● Exercise aim
Scan the records for the string "nuova"; copy each line where it occurs.

● Information given
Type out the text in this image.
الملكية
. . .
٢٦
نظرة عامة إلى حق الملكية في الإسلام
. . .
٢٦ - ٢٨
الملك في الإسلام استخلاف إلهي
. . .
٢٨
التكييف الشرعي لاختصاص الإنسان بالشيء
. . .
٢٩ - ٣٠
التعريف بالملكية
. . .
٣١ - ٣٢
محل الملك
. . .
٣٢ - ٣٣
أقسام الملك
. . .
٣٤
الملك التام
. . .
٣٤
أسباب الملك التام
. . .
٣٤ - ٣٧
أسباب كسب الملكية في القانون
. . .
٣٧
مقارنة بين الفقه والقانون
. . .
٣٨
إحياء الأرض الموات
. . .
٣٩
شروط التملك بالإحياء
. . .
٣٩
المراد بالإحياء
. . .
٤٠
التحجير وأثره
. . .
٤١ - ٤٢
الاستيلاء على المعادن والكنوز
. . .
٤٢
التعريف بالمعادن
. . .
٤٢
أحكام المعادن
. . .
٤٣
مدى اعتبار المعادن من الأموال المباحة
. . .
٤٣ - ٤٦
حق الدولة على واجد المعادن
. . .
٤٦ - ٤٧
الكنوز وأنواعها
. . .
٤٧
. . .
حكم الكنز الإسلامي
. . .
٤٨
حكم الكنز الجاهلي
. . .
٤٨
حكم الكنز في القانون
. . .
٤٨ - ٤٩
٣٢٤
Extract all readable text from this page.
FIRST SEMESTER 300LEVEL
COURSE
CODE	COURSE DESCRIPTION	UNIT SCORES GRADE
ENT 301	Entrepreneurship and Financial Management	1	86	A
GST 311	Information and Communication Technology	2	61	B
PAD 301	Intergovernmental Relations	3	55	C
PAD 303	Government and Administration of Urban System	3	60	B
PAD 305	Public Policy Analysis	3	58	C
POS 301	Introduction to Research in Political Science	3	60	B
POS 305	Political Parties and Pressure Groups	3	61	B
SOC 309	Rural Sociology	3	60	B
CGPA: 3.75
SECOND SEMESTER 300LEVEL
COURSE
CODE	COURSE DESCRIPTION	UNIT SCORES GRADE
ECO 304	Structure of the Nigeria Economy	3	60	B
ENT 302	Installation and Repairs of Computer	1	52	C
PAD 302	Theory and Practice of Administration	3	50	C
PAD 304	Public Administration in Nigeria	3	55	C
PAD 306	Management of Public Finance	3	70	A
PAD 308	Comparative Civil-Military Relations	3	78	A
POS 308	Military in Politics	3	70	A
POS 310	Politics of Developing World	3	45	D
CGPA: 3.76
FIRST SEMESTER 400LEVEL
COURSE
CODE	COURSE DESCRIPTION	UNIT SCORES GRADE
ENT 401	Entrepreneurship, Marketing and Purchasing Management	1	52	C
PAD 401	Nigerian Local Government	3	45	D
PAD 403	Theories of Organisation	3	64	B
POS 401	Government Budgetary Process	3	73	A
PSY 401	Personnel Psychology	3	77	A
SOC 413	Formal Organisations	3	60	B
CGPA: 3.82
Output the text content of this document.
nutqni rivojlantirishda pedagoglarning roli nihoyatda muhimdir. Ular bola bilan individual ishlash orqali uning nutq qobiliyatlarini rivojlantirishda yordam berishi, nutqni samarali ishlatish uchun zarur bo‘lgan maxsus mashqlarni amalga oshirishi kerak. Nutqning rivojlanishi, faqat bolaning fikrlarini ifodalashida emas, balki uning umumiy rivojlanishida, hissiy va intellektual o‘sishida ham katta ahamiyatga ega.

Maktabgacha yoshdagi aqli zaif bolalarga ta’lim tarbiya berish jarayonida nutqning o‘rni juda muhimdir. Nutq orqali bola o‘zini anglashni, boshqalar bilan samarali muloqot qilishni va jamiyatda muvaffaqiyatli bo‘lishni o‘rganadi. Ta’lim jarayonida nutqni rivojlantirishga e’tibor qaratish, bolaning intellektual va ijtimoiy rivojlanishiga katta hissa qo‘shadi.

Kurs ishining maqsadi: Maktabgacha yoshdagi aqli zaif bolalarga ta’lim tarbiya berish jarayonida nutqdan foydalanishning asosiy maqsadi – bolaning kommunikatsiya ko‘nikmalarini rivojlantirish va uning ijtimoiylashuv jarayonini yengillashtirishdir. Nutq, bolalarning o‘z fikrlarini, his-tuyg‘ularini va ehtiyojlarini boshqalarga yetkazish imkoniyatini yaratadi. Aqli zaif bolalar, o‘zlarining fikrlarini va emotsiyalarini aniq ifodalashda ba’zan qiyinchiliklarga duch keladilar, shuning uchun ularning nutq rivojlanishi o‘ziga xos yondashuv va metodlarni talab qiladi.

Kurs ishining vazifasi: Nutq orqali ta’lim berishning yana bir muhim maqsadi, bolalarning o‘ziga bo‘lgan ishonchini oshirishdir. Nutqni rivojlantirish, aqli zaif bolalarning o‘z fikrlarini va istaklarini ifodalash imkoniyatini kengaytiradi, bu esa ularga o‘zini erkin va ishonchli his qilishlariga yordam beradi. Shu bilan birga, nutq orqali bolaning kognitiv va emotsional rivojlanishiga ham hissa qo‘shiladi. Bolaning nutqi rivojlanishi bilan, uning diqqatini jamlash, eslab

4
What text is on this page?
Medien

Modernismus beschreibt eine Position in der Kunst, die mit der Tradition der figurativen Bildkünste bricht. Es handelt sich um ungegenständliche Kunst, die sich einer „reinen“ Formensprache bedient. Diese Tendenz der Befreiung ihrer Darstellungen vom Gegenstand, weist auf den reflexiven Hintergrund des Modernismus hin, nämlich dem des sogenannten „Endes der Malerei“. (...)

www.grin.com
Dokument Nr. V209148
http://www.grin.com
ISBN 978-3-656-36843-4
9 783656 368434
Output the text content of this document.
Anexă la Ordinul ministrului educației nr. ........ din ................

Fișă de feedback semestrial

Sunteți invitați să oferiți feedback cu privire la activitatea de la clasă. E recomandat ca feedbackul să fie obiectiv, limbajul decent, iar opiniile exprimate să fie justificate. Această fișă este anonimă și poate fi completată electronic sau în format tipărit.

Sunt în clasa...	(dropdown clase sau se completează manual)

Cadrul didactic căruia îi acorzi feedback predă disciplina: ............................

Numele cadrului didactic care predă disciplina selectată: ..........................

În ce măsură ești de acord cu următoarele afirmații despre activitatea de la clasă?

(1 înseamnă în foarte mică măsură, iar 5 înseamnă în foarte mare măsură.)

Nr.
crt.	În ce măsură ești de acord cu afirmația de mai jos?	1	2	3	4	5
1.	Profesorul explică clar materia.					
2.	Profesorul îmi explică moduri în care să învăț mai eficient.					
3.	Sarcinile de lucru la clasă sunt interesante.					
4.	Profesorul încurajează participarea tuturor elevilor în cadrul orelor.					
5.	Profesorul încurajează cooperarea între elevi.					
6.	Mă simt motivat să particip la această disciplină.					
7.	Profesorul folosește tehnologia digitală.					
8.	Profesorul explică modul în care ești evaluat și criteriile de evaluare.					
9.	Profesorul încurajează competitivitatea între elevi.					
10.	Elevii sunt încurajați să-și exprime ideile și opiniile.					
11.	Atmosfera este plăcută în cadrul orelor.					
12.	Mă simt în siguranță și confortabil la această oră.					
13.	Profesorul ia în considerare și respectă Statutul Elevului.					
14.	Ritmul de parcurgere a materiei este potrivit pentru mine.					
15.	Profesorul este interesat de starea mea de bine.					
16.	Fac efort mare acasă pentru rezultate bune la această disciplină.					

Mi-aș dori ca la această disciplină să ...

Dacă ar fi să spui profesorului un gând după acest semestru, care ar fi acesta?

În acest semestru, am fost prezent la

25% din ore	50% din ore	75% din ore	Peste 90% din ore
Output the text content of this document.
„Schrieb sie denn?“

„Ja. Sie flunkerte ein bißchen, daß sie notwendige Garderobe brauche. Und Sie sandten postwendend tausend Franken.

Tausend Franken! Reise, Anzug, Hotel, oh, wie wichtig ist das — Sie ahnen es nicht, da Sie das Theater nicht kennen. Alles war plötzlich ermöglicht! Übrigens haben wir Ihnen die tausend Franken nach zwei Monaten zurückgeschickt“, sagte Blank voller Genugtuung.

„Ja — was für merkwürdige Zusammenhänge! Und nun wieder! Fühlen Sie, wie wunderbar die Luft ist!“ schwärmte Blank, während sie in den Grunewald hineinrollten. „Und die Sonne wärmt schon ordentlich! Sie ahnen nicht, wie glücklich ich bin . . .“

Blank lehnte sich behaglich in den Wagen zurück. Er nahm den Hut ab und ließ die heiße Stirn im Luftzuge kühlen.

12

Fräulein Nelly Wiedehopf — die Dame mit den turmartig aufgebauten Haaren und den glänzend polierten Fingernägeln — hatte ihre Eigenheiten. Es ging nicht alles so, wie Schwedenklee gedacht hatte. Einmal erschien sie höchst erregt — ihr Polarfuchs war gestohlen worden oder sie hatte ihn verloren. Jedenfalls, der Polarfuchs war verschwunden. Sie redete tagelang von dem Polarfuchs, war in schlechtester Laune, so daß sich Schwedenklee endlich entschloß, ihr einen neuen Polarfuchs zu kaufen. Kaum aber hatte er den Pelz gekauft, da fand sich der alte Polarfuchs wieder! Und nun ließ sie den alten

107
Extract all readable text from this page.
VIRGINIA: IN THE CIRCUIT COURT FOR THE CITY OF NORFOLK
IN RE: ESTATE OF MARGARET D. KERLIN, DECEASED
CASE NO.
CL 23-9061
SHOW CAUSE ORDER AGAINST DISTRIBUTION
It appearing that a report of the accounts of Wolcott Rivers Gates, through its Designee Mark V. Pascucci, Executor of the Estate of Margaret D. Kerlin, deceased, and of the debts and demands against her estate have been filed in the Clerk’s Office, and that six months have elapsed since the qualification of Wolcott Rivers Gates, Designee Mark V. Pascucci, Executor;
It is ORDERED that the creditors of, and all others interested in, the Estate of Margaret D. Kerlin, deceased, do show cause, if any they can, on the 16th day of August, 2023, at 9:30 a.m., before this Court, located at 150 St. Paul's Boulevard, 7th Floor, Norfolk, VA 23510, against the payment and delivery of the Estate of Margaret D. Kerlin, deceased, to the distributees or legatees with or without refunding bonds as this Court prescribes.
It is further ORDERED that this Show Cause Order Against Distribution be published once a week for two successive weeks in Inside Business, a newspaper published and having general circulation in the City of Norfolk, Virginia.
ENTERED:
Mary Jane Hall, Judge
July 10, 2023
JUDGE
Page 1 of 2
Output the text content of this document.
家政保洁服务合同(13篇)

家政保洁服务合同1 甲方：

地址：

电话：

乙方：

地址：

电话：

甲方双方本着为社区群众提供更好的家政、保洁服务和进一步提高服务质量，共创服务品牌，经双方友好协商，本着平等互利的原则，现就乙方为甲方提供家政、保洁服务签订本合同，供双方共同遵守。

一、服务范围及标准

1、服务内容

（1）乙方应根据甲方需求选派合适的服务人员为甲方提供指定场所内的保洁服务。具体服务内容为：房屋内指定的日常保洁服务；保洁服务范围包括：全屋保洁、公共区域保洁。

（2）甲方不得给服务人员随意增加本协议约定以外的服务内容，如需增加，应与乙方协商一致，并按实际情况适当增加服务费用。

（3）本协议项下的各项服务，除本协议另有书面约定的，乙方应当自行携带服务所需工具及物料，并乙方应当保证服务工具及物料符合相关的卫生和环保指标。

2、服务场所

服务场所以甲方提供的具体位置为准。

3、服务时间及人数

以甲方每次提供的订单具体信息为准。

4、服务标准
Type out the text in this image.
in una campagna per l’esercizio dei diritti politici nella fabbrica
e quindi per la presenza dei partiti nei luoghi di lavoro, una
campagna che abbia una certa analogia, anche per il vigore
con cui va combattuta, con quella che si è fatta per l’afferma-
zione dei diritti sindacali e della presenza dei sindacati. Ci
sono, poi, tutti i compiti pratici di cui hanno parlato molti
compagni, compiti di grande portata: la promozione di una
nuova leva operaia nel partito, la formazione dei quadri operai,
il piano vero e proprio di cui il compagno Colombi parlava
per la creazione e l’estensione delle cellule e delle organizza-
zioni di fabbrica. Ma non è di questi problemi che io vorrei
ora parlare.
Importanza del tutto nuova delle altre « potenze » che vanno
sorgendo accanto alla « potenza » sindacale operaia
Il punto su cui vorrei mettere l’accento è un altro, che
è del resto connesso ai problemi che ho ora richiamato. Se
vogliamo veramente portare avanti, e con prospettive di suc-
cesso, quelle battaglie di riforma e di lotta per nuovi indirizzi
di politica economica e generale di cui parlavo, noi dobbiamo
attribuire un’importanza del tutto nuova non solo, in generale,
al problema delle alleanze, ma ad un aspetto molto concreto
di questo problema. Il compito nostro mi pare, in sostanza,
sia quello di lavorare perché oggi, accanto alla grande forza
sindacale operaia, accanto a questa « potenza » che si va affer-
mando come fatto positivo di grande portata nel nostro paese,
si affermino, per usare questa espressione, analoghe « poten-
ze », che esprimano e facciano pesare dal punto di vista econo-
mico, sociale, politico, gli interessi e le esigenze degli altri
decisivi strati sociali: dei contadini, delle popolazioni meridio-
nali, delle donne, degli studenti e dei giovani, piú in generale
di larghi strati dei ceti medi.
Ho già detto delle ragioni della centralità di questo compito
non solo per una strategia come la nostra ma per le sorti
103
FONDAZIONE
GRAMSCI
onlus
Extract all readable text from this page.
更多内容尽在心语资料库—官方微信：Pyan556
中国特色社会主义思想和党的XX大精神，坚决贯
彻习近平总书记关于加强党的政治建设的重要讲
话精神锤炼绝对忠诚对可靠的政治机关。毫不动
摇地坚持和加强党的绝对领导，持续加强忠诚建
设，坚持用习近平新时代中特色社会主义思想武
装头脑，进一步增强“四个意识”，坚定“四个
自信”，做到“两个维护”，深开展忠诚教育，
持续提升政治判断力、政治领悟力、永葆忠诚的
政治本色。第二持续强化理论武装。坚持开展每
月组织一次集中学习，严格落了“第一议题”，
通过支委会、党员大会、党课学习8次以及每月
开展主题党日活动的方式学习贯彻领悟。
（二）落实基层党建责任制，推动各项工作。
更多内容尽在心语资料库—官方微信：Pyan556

● Worked solution
nuova leva operaia nel partito, la formazione dei quadri operai,
Importanza del tutto nuova delle altre « potenze » che vanno
attribuire un’importanza del tutto nuova non solo, in generale,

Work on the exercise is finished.